[Problem] Copy each row below word for word, with nothing changed.

[Rows of boxed elements]
━━━━━━

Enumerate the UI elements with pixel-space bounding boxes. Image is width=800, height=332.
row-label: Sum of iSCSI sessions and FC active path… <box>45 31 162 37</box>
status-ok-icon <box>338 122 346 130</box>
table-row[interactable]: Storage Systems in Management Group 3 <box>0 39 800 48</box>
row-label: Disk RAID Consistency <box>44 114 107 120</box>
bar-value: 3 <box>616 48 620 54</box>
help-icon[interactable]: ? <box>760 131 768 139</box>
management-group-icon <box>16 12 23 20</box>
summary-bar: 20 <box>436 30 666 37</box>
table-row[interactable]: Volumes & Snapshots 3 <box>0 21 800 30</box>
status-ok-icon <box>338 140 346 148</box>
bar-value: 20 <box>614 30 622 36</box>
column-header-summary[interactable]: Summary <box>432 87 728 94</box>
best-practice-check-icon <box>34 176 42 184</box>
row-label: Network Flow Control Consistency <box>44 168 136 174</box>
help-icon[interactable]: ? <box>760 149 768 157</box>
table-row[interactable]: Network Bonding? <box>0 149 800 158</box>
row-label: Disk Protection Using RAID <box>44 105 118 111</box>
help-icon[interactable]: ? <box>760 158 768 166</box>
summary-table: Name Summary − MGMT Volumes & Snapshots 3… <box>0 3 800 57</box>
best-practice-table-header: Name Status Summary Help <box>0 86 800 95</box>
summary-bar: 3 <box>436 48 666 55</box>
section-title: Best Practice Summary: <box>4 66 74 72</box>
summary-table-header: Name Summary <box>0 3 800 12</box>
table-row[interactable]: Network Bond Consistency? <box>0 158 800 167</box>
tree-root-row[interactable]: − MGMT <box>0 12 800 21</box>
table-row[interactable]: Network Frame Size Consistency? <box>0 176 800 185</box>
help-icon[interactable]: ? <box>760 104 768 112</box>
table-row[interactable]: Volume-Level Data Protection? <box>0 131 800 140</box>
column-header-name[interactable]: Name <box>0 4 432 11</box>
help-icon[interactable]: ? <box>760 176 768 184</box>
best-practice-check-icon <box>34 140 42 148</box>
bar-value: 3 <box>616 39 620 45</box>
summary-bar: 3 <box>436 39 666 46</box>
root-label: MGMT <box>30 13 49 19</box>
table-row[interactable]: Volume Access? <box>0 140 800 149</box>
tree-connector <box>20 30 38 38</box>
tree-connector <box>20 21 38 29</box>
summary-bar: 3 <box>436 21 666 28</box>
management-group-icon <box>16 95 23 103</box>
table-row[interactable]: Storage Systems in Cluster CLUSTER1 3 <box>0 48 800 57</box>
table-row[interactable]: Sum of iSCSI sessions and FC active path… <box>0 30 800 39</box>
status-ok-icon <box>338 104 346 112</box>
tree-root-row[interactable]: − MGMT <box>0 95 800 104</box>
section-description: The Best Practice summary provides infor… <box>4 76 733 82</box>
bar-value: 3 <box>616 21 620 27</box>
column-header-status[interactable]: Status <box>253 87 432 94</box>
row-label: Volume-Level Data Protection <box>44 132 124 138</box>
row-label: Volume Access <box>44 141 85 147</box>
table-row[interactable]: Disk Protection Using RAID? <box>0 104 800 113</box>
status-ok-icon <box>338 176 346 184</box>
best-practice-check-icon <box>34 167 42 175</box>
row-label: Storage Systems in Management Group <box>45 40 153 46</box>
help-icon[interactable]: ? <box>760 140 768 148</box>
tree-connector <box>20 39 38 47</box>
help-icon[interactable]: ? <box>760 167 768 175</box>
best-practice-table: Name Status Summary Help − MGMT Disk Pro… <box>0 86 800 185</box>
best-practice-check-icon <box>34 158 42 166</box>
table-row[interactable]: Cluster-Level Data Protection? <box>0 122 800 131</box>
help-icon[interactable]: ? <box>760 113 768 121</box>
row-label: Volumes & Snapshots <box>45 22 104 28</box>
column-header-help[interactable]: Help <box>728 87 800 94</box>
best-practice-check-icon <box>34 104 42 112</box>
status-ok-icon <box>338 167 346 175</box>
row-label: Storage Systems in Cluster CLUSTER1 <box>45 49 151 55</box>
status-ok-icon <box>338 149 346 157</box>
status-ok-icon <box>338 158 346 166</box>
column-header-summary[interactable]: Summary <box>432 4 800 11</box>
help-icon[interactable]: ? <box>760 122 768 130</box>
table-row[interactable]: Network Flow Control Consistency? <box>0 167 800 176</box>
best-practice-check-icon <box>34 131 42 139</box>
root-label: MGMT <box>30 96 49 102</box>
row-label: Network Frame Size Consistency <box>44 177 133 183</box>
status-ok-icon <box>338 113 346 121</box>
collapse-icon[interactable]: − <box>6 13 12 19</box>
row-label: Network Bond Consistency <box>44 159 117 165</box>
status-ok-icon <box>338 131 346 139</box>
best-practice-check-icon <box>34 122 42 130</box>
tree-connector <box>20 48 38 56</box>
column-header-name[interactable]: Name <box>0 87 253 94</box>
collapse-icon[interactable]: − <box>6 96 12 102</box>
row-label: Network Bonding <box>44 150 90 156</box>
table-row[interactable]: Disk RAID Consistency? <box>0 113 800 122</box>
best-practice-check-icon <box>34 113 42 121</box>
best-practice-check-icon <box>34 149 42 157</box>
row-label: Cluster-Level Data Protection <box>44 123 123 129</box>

━━━━━━

[Result of the task]
Enumerate the UI elements with pixel-space bounding boxes. Image is width=800, height=332.
row-label: Sum of iSCSI sessions and FC active path… <box>45 31 162 37</box>
status-ok-icon <box>338 122 346 130</box>
table-row[interactable]: Storage Systems in Management Group 3 <box>0 39 800 48</box>
row-label: Disk RAID Consistency <box>44 114 107 120</box>
bar-value: 3 <box>616 48 620 54</box>
help-icon[interactable]: ? <box>760 131 768 139</box>
management-group-icon <box>16 12 23 20</box>
summary-bar: 20 <box>436 30 666 37</box>
table-row[interactable]: Volumes & Snapshots 3 <box>0 21 800 30</box>
status-ok-icon <box>338 140 346 148</box>
bar-value: 20 <box>614 30 622 36</box>
column-header-summary[interactable]: Summary <box>432 87 728 94</box>
best-practice-check-icon <box>34 176 42 184</box>
row-label: Network Flow Control Consistency <box>44 168 136 174</box>
help-icon[interactable]: ? <box>760 149 768 157</box>
table-row[interactable]: Network Bonding? <box>0 149 800 158</box>
row-label: Disk Protection Using RAID <box>44 105 118 111</box>
help-icon[interactable]: ? <box>760 158 768 166</box>
summary-table: Name Summary − MGMT Volumes & Snapshots 3… <box>0 3 800 57</box>
best-practice-table-header: Name Status Summary Help <box>0 86 800 95</box>
summary-bar: 3 <box>436 48 666 55</box>
section-title: Best Practice Summary: <box>4 66 74 72</box>
summary-table-header: Name Summary <box>0 3 800 12</box>
table-row[interactable]: Network Bond Consistency? <box>0 158 800 167</box>
tree-root-row[interactable]: − MGMT <box>0 12 800 21</box>
table-row[interactable]: Network Frame Size Consistency? <box>0 176 800 185</box>
help-icon[interactable]: ? <box>760 104 768 112</box>
table-row[interactable]: Volume-Level Data Protection? <box>0 131 800 140</box>
column-header-name[interactable]: Name <box>0 4 432 11</box>
help-icon[interactable]: ? <box>760 176 768 184</box>
best-practice-check-icon <box>34 140 42 148</box>
bar-value: 3 <box>616 39 620 45</box>
summary-bar: 3 <box>436 39 666 46</box>
root-label: MGMT <box>30 13 49 19</box>
table-row[interactable]: Volume Access? <box>0 140 800 149</box>
tree-connector <box>20 30 38 38</box>
tree-connector <box>20 21 38 29</box>
summary-bar: 3 <box>436 21 666 28</box>
management-group-icon <box>16 95 23 103</box>
table-row[interactable]: Storage Systems in Cluster CLUSTER1 3 <box>0 48 800 57</box>
table-row[interactable]: Sum of iSCSI sessions and FC active path… <box>0 30 800 39</box>
status-ok-icon <box>338 104 346 112</box>
tree-root-row[interactable]: − MGMT <box>0 95 800 104</box>
section-description: The Best Practice summary provides infor… <box>4 76 733 82</box>
bar-value: 3 <box>616 21 620 27</box>
column-header-status[interactable]: Status <box>253 87 432 94</box>
row-label: Volume-Level Data Protection <box>44 132 124 138</box>
row-label: Volume Access <box>44 141 85 147</box>
table-row[interactable]: Disk Protection Using RAID? <box>0 104 800 113</box>
status-ok-icon <box>338 176 346 184</box>
best-practice-check-icon <box>34 167 42 175</box>
row-label: Storage Systems in Management Group <box>45 40 153 46</box>
help-icon[interactable]: ? <box>760 140 768 148</box>
tree-connector <box>20 39 38 47</box>
help-icon[interactable]: ? <box>760 167 768 175</box>
best-practice-table: Name Status Summary Help − MGMT Disk Pro… <box>0 86 800 185</box>
best-practice-check-icon <box>34 158 42 166</box>
table-row[interactable]: Cluster-Level Data Protection? <box>0 122 800 131</box>
help-icon[interactable]: ? <box>760 113 768 121</box>
row-label: Volumes & Snapshots <box>45 22 104 28</box>
column-header-help[interactable]: Help <box>728 87 800 94</box>
best-practice-check-icon <box>34 104 42 112</box>
status-ok-icon <box>338 167 346 175</box>
row-label: Storage Systems in Cluster CLUSTER1 <box>45 49 151 55</box>
status-ok-icon <box>338 149 346 157</box>
status-ok-icon <box>338 158 346 166</box>
column-header-summary[interactable]: Summary <box>432 4 800 11</box>
help-icon[interactable]: ? <box>760 122 768 130</box>
table-row[interactable]: Network Flow Control Consistency? <box>0 167 800 176</box>
best-practice-check-icon <box>34 131 42 139</box>
root-label: MGMT <box>30 96 49 102</box>
row-label: Network Frame Size Consistency <box>44 177 133 183</box>
status-ok-icon <box>338 113 346 121</box>
collapse-icon[interactable]: − <box>6 13 12 19</box>
row-label: Network Bond Consistency <box>44 159 117 165</box>
status-ok-icon <box>338 131 346 139</box>
best-practice-check-icon <box>34 122 42 130</box>
tree-connector <box>20 48 38 56</box>
column-header-name[interactable]: Name <box>0 87 253 94</box>
collapse-icon[interactable]: − <box>6 96 12 102</box>
row-label: Network Bonding <box>44 150 90 156</box>
table-row[interactable]: Disk RAID Consistency? <box>0 113 800 122</box>
best-practice-check-icon <box>34 113 42 121</box>
best-practice-check-icon <box>34 149 42 157</box>
row-label: Cluster-Level Data Protection <box>44 123 123 129</box>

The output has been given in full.